— BEGIN —

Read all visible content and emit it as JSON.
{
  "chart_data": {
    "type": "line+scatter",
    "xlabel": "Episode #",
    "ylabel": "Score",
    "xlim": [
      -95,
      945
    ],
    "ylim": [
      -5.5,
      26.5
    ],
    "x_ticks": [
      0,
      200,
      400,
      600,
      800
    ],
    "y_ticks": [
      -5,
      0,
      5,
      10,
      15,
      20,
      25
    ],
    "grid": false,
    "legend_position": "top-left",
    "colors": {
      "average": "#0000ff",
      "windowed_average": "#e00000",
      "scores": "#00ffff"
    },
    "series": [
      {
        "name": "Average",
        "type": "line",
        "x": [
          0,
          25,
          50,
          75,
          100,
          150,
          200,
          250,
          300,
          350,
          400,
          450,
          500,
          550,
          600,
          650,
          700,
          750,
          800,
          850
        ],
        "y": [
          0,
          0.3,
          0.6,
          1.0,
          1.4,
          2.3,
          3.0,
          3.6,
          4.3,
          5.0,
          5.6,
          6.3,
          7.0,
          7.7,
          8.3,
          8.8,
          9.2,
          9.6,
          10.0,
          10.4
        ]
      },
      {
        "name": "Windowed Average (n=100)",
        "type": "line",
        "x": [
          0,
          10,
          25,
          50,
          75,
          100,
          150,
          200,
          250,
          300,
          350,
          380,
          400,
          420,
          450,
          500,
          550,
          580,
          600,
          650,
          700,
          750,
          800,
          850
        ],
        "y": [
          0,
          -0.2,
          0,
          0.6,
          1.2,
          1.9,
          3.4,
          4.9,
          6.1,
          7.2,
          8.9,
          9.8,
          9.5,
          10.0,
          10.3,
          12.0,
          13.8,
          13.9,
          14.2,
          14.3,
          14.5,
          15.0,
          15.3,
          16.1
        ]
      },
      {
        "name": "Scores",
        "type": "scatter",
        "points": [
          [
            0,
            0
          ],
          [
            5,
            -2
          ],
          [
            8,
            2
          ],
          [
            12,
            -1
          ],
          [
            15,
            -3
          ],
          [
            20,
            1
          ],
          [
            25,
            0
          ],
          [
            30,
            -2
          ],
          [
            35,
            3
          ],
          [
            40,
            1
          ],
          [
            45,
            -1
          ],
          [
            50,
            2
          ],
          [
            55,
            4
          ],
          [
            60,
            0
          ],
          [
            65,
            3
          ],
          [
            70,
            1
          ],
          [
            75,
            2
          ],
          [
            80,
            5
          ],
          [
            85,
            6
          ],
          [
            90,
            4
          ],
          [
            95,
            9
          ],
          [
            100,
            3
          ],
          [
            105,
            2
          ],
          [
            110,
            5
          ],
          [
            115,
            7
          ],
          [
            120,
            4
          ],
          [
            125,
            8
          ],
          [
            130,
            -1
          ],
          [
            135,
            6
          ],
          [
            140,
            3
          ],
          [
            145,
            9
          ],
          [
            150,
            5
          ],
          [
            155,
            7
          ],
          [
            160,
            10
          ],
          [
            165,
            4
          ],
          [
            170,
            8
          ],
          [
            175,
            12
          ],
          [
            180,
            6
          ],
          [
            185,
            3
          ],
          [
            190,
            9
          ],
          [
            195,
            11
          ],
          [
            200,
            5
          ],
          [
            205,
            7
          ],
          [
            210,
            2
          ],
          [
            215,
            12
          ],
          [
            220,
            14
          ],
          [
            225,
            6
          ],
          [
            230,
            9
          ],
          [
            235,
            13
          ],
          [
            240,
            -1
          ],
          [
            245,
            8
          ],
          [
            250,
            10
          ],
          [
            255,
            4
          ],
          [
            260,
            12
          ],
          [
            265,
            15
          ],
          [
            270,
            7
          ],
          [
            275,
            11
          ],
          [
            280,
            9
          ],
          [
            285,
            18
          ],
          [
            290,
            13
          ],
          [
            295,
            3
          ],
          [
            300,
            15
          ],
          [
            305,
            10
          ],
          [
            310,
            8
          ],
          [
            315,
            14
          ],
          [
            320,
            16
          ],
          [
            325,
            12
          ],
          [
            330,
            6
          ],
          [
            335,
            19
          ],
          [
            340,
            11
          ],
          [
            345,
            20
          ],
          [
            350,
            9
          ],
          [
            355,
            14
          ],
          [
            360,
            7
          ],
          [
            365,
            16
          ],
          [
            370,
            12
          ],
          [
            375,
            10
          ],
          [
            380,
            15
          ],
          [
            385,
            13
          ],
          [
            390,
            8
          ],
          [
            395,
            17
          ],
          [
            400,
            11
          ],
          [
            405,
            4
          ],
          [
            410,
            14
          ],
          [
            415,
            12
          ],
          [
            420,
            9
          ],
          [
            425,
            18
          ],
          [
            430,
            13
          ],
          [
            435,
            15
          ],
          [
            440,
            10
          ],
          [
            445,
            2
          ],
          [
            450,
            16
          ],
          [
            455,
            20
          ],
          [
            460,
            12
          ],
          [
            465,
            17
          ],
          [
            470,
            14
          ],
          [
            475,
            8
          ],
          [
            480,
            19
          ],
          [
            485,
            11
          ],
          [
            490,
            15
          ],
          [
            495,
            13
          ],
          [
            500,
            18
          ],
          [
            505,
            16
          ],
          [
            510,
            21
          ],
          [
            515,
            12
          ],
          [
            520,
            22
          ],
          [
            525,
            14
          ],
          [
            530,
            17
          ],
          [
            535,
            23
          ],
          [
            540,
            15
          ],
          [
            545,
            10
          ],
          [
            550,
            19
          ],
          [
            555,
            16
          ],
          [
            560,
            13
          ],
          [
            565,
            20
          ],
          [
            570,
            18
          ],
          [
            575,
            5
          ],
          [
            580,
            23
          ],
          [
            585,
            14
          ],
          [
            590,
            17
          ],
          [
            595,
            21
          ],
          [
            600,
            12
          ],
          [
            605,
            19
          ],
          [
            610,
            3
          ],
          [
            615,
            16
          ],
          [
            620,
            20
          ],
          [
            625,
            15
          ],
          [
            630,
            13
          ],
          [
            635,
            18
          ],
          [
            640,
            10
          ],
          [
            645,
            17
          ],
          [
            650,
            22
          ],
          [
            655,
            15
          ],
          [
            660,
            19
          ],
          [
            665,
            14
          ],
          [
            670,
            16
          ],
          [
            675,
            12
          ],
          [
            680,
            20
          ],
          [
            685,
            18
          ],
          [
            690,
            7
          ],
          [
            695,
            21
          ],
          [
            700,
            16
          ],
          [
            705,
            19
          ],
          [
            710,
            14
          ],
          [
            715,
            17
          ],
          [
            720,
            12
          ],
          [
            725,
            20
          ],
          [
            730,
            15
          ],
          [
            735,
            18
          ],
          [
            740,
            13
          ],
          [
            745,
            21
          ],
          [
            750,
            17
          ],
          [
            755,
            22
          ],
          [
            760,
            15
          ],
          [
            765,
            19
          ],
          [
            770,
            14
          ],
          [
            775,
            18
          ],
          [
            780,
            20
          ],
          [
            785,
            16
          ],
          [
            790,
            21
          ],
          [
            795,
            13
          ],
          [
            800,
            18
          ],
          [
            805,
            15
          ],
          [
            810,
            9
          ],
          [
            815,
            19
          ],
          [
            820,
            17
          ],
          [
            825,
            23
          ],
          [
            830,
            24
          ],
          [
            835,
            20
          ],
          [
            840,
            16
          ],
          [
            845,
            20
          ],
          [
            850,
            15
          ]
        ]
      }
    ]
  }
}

— END —
— BEGIN —

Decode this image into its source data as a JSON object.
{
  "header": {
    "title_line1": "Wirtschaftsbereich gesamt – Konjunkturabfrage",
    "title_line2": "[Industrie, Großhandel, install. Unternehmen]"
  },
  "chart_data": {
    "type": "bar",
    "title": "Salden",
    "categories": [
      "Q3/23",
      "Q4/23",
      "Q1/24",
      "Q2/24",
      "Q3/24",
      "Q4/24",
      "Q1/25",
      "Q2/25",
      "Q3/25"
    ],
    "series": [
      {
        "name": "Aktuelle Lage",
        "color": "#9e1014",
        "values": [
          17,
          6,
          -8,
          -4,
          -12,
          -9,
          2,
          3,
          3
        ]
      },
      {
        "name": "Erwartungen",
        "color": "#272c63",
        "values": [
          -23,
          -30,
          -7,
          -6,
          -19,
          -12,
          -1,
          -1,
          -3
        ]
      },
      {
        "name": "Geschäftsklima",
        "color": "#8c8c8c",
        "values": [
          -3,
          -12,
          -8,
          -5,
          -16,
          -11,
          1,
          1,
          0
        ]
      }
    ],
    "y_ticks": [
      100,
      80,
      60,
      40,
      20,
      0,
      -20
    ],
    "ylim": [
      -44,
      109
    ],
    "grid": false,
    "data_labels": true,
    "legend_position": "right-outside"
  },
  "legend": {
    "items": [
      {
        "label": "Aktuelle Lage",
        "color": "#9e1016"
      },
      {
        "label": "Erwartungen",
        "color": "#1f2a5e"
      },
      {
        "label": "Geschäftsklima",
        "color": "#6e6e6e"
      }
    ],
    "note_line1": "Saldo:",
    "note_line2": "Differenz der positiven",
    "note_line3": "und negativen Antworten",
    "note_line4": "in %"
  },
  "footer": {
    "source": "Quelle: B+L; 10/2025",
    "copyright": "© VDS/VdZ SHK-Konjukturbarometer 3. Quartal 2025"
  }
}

— END —

■ **Task description**:
Search the data for "type". Copy every matching line.

■ **The reply**:
    "type": "line+scatter",
        "type": "line",
        "type": "line",
        "type": "scatter",
    "type": "bar",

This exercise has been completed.